= READING TEXT =
Consistent with that knowledge she must also have appreciated that
disclosure in the editorial would have
the same consequence.
[59] In both the
editorial and her affidavit Weideman made much of her intention to
publish the article because of the public interest
(in the broad
sense) in hearing about the abuse which Klay, and others like him,
had suffered. However the following passage in
her affidavit casts
serious doubt on that motive:
‘
9.1
Ek ontken dat
“
die
artikel”
,
soos dit voor die Agbare Regter van die WPA gedien het, in wese, of
hoegenaamd in
Huisgenoot
en
You
gepubliseer
is.
9.2
In hierdie verband wys ek daarop dat die beweringe dat mnr Klay as
kind deur ‘n ouer man gemolesteer is, asook besonderhede
van
die beweerde molestering, reeds teen 11 Februarie 2008 wyd
gepubliseer is. Daardie beweringe was dus toe reeds wêreldkundig.
Die hele punt van
“
die
artikel”
was
Klay se bewering dat die Applikant die persoon was wat hom sou
gemolesteer het. Dit was die identifisering van die Applikant
as
daardie persoon wat die wese was van die artikel. Daarsonder sou dit
niks bygedra het tot die reeds-bestaande publikasies oor
Klay se
beweringe nie.
“
Die
artikel”
het
dus om die identiteit van die beweerde molesteerder gedraai.’
That the role of public
interest was, in her mind, subservient to exciting the narrower
interest of the public in the identity of
the abuser is also apparent
from the cover of
Huisgenoot
. The attention of the reader is
drawn to-
(a) the reproduction of
the figure of the abuser (with the face obscured);
(b) the words ‘as
kind gereeld gemolesteer deur GESENSOR! se man’; and
(c) ‘My jare as
GESENSOR! se seksspeelding’.
The ‘censored’
parts of the cover design were specifically created for the purpose
and are not extracts from the article.

= SUPPLIED ENTRIES =
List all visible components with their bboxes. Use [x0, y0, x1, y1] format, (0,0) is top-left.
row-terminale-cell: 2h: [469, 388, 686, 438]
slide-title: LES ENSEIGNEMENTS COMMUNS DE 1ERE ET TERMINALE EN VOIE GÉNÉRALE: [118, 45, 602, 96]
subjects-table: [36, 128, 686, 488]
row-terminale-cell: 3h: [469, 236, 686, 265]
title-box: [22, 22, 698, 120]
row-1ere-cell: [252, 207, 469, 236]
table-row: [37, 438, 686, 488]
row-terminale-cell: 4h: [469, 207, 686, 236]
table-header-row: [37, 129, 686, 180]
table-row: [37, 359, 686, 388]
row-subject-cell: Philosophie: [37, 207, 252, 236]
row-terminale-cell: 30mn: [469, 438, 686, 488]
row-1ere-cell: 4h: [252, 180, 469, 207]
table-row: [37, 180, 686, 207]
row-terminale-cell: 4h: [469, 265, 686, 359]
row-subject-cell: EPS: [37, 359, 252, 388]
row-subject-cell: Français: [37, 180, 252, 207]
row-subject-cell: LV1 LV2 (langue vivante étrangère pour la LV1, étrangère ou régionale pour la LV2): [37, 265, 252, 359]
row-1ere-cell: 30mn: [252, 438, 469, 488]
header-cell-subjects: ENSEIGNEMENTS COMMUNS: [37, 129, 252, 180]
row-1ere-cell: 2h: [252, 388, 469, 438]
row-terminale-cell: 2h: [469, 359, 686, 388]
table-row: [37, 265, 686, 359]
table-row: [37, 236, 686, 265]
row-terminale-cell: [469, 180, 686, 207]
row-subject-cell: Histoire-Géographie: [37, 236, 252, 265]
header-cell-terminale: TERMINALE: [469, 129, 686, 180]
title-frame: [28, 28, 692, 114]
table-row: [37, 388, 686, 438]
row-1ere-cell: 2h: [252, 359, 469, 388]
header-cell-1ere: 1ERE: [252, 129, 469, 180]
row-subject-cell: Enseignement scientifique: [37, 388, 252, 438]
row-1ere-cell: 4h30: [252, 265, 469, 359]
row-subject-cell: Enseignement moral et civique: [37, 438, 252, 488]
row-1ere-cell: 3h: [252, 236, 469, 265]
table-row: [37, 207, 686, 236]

= TASKS =
a - Answer these from the Weideman judgment excerpt:
(i) In which two places did Weideman make much of her intention to publish because of the public interest?
(ii) Which publication's cover is said to show that public interest was subservient in her mind?
(iii) Where did the "censored" parts of that cover design come from?
b - Pick up the Weideman judgment excerpt after its last sentence and write the next few sentences.
The lines after the Weideman judgment excerpt are separate material.

= RESPONSES PER TASK =
a -
(i) In the editorial and in her affidavit.
(ii) Huisgenoot.
(iii) They were specifically created for the purpose and are not extracts from the article.

b -
[60] The Court asked
respondents’ counsel what publication of the article could
offer the reader in the absence of disclosure
of the identity of the
abuser. He could only suggest the report of the ‘in-depth’
interview with Klay. But it is clear
that nothing was added to the
article after the making of the order. As the editorial makes clear
the particulars of the article
were retained (‘behou’),
the details of the abuse were already in the public domain and, as
the affidavit confirms,
the spice of the article lay in revealing the
name.
[61] In constructing the
editorial Weideman knew that she was addressing herself to a public
that wanted an answer to that question.
The cover had been designed
to stimulate that enquiry.
[62] It is clear from the
editorial that the first respondent was irritated by the grant of the
interdict and of the opinion that
the judge had wrongly interfered
with what she perceived as press freedom. Her description of the
deleted passages as ‘regstegnies’
and of the changes in
the article as ‘gering’ reflected her disdain for the
order. She was clearly determined to publish
the article. For the
reasons already mentioned her resort to ‘the public interest’
must be taken with more than a pinch
of salt.
[63] In the second
paragraph of the editorial the appellant is identified by name as the
applicant for the interdict. He is described
as a singer and in the
same breath the reader is told that the alleged abuser is a
well-known figure in the Afrikaans music world.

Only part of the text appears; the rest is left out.